■ WHAT THE TASK REQUIRES
Reproduce the listing below character for character; drop every image.

■ RECORDS PROVIDED
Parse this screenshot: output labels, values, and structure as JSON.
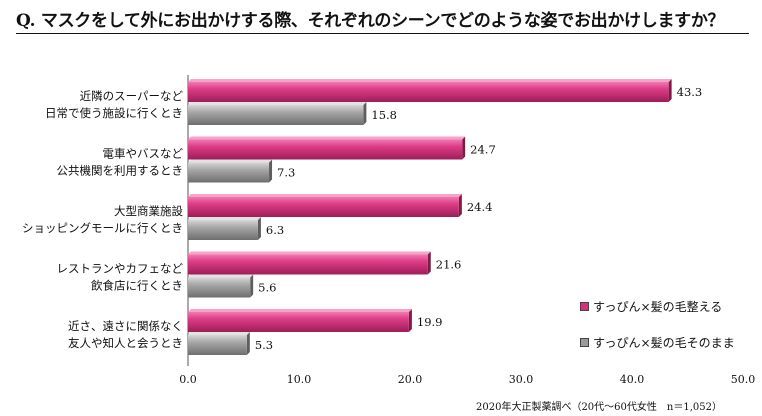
{
  "header": {
    "title": "Q. マスクをして外にお出かけする際、それぞれのシーンでどのような姿でお出かけしますか？"
  },
  "footer": {
    "source": "2020年大正製薬調べ（20代～60代女性　n＝1,052）"
  },
  "colors": {
    "pink": "#d4327a",
    "gray": "#9a9a9a"
  },
  "chart_data": {
    "type": "bar",
    "orientation": "horizontal",
    "title": "",
    "xlabel": "",
    "ylabel": "",
    "categories": [
      [
        "近隣のスーパーなど",
        "日常で使う施設に行くとき"
      ],
      [
        "電車やバスなど",
        "公共機関を利用するとき"
      ],
      [
        "大型商業施設",
        "ショッピングモールに行くとき"
      ],
      [
        "レストランやカフェなど",
        "飲食店に行くとき"
      ],
      [
        "近さ、遠さに関係なく",
        "友人や知人と会うとき"
      ]
    ],
    "series": [
      {
        "name": "すっぴん×髪の毛整える",
        "values": [
          43.3,
          24.7,
          24.4,
          21.6,
          19.9
        ],
        "labels": [
          "43.3",
          "24.7",
          "24.4",
          "21.6",
          "19.9"
        ]
      },
      {
        "name": "すっぴん×髪の毛そのまま",
        "values": [
          15.8,
          7.3,
          6.3,
          5.6,
          5.3
        ],
        "labels": [
          "15.8",
          "7.3",
          "6.3",
          "5.6",
          "5.3"
        ]
      }
    ],
    "xlim": [
      0,
      50
    ],
    "xticks": [
      "0.0",
      "10.0",
      "20.0",
      "30.0",
      "40.0",
      "50.0"
    ],
    "grid": false,
    "legend_position": "bottom-right"
  }
}
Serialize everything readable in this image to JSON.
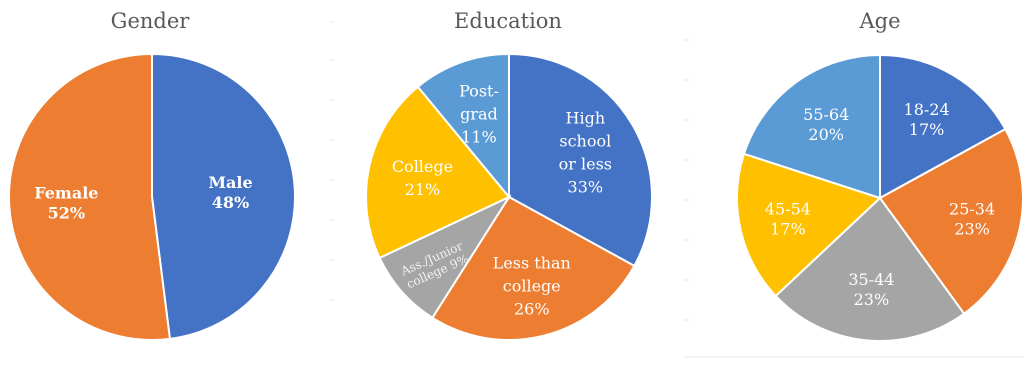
{
  "chart_data": [
    {
      "type": "pie",
      "title": "Gender",
      "slices": [
        {
          "label": [
            "Male",
            "48%"
          ],
          "value": 48,
          "color": "#4472C4",
          "bold": true
        },
        {
          "label": [
            "Female",
            "52%"
          ],
          "value": 52,
          "color": "#ED7D31",
          "bold": true
        }
      ]
    },
    {
      "type": "pie",
      "title": "Education",
      "slices": [
        {
          "label": [
            "High",
            "school",
            "or less",
            "33%"
          ],
          "value": 33,
          "color": "#4472C4"
        },
        {
          "label": [
            "Less than",
            "college",
            "26%"
          ],
          "value": 26,
          "color": "#ED7D31"
        },
        {
          "label": [
            "Ass./Junior",
            "college 9%"
          ],
          "value": 9,
          "color": "#A5A5A5",
          "small": true
        },
        {
          "label": [
            "College",
            "21%"
          ],
          "value": 21,
          "color": "#FFC000"
        },
        {
          "label": [
            "Post-",
            "grad",
            "11%"
          ],
          "value": 11,
          "color": "#5B9BD5"
        }
      ]
    },
    {
      "type": "pie",
      "title": "Age",
      "slices": [
        {
          "label": [
            "18-24",
            "17%"
          ],
          "value": 17,
          "color": "#4472C4"
        },
        {
          "label": [
            "25-34",
            "23%"
          ],
          "value": 23,
          "color": "#ED7D31"
        },
        {
          "label": [
            "35-44",
            "23%"
          ],
          "value": 23,
          "color": "#A5A5A5"
        },
        {
          "label": [
            "45-54",
            "17%"
          ],
          "value": 17,
          "color": "#FFC000"
        },
        {
          "label": [
            "55-64",
            "20%"
          ],
          "value": 20,
          "color": "#5B9BD5"
        }
      ]
    }
  ]
}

■ RESULT BELOW
Parse this screenshot: output labels, values, and structure as JSON.
{
  "header": {
    "title": "Q. マスクをして外にお出かけする際、それぞれのシーンでどのような姿でお出かけしますか？"
  },
  "footer": {
    "source": "2020年大正製薬調べ（20代～60代女性　n＝1,052）"
  },
  "colors": {
    "pink": "#d4327a",
    "gray": "#9a9a9a"
  },
  "chart_data": {
    "type": "bar",
    "orientation": "horizontal",
    "title": "",
    "xlabel": "",
    "ylabel": "",
    "categories": [
      [
        "近隣のスーパーなど",
        "日常で使う施設に行くとき"
      ],
      [
        "電車やバスなど",
        "公共機関を利用するとき"
      ],
      [
        "大型商業施設",
        "ショッピングモールに行くとき"
      ],
      [
        "レストランやカフェなど",
        "飲食店に行くとき"
      ],
      [
        "近さ、遠さに関係なく",
        "友人や知人と会うとき"
      ]
    ],
    "series": [
      {
        "name": "すっぴん×髪の毛整える",
        "values": [
          43.3,
          24.7,
          24.4,
          21.6,
          19.9
        ],
        "labels": [
          "43.3",
          "24.7",
          "24.4",
          "21.6",
          "19.9"
        ]
      },
      {
        "name": "すっぴん×髪の毛そのまま",
        "values": [
          15.8,
          7.3,
          6.3,
          5.6,
          5.3
        ],
        "labels": [
          "15.8",
          "7.3",
          "6.3",
          "5.6",
          "5.3"
        ]
      }
    ],
    "xlim": [
      0,
      50
    ],
    "xticks": [
      "0.0",
      "10.0",
      "20.0",
      "30.0",
      "40.0",
      "50.0"
    ],
    "grid": false,
    "legend_position": "bottom-right"
  }
}
Serialize everything readable in this image to JSON.
{
  "chart_data": [
    {
      "type": "pie",
      "title": "Gender",
      "slices": [
        {
          "label": [
            "Male",
            "48%"
          ],
          "value": 48,
          "color": "#4472C4",
          "bold": true
        },
        {
          "label": [
            "Female",
            "52%"
          ],
          "value": 52,
          "color": "#ED7D31",
          "bold": true
        }
      ]
    },
    {
      "type": "pie",
      "title": "Education",
      "slices": [
        {
          "label": [
            "High",
            "school",
            "or less",
            "33%"
          ],
          "value": 33,
          "color": "#4472C4"
        },
        {
          "label": [
            "Less than",
            "college",
            "26%"
          ],
          "value": 26,
          "color": "#ED7D31"
        },
        {
          "label": [
            "Ass./Junior",
            "college 9%"
          ],
          "value": 9,
          "color": "#A5A5A5",
          "small": true
        },
        {
          "label": [
            "College",
            "21%"
          ],
          "value": 21,
          "color": "#FFC000"
        },
        {
          "label": [
            "Post-",
            "grad",
            "11%"
          ],
          "value": 11,
          "color": "#5B9BD5"
        }
      ]
    },
    {
      "type": "pie",
      "title": "Age",
      "slices": [
        {
          "label": [
            "18-24",
            "17%"
          ],
          "value": 17,
          "color": "#4472C4"
        },
        {
          "label": [
            "25-34",
            "23%"
          ],
          "value": 23,
          "color": "#ED7D31"
        },
        {
          "label": [
            "35-44",
            "23%"
          ],
          "value": 23,
          "color": "#A5A5A5"
        },
        {
          "label": [
            "45-54",
            "17%"
          ],
          "value": 17,
          "color": "#FFC000"
        },
        {
          "label": [
            "55-64",
            "20%"
          ],
          "value": 20,
          "color": "#5B9BD5"
        }
      ]
    }
  ]
}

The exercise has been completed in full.